┌──

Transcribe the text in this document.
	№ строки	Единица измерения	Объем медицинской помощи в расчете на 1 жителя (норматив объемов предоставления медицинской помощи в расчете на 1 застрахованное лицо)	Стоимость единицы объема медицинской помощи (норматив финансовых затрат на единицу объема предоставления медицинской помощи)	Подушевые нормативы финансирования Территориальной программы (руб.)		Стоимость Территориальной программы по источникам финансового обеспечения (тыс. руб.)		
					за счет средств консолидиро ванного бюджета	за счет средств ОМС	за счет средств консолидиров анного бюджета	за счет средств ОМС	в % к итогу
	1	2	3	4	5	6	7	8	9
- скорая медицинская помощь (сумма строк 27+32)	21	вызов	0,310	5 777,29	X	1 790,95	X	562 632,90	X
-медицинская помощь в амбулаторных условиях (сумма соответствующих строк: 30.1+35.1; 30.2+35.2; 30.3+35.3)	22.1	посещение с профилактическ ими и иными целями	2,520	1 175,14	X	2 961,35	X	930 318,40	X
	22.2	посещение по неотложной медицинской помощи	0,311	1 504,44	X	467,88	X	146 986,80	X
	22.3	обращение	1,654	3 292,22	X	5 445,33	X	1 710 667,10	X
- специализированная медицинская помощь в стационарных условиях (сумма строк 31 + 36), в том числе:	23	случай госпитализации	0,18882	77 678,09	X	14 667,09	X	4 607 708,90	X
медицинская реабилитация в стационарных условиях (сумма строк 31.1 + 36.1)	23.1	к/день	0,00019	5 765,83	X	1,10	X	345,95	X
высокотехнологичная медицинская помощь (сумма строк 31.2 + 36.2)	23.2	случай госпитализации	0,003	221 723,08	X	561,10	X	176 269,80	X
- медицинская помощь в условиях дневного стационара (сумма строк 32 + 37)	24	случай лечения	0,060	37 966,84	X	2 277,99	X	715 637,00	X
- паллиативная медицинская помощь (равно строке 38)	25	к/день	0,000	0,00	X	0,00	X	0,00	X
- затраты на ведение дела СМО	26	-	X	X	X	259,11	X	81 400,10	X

└──

WHAT TO PRODUCE – Return all the data above once more, precisely as given.

ANSWER –
Transcribe the text in this document.
	№ строки	Единица измерения	Объем медицинской помощи в расчете на 1 жителя (норматив объемов предоставления медицинской помощи в расчете на 1 застрахованное лицо)	Стоимость единицы объема медицинской помощи (норматив финансовых затрат на единицу объема предоставления медицинской помощи)	Подушевые нормативы финансирования Территориальной программы (руб.)		Стоимость Территориальной программы по источникам финансового обеспечения (тыс. руб.)		
					за счет средств консолидиро ванного бюджета	за счет средств ОМС	за счет средств консолидиров анного бюджета	за счет средств ОМС	в % к итогу
	1	2	3	4	5	6	7	8	9
- скорая медицинская помощь (сумма строк 27+32)	21	вызов	0,310	5 777,29	X	1 790,95	X	562 632,90	X
-медицинская помощь в амбулаторных условиях (сумма соответствующих строк: 30.1+35.1; 30.2+35.2; 30.3+35.3)	22.1	посещение с профилактическ ими и иными целями	2,520	1 175,14	X	2 961,35	X	930 318,40	X
	22.2	посещение по неотложной медицинской помощи	0,311	1 504,44	X	467,88	X	146 986,80	X
	22.3	обращение	1,654	3 292,22	X	5 445,33	X	1 710 667,10	X
- специализированная медицинская помощь в стационарных условиях (сумма строк 31 + 36), в том числе:	23	случай госпитализации	0,18882	77 678,09	X	14 667,09	X	4 607 708,90	X
медицинская реабилитация в стационарных условиях (сумма строк 31.1 + 36.1)	23.1	к/день	0,00019	5 765,83	X	1,10	X	345,95	X
высокотехнологичная медицинская помощь (сумма строк 31.2 + 36.2)	23.2	случай госпитализации	0,003	221 723,08	X	561,10	X	176 269,80	X
- медицинская помощь в условиях дневного стационара (сумма строк 32 + 37)	24	случай лечения	0,060	37 966,84	X	2 277,99	X	715 637,00	X
- паллиативная медицинская помощь (равно строке 38)	25	к/день	0,000	0,00	X	0,00	X	0,00	X
- затраты на ведение дела СМО	26	-	X	X	X	259,11	X	81 400,10	X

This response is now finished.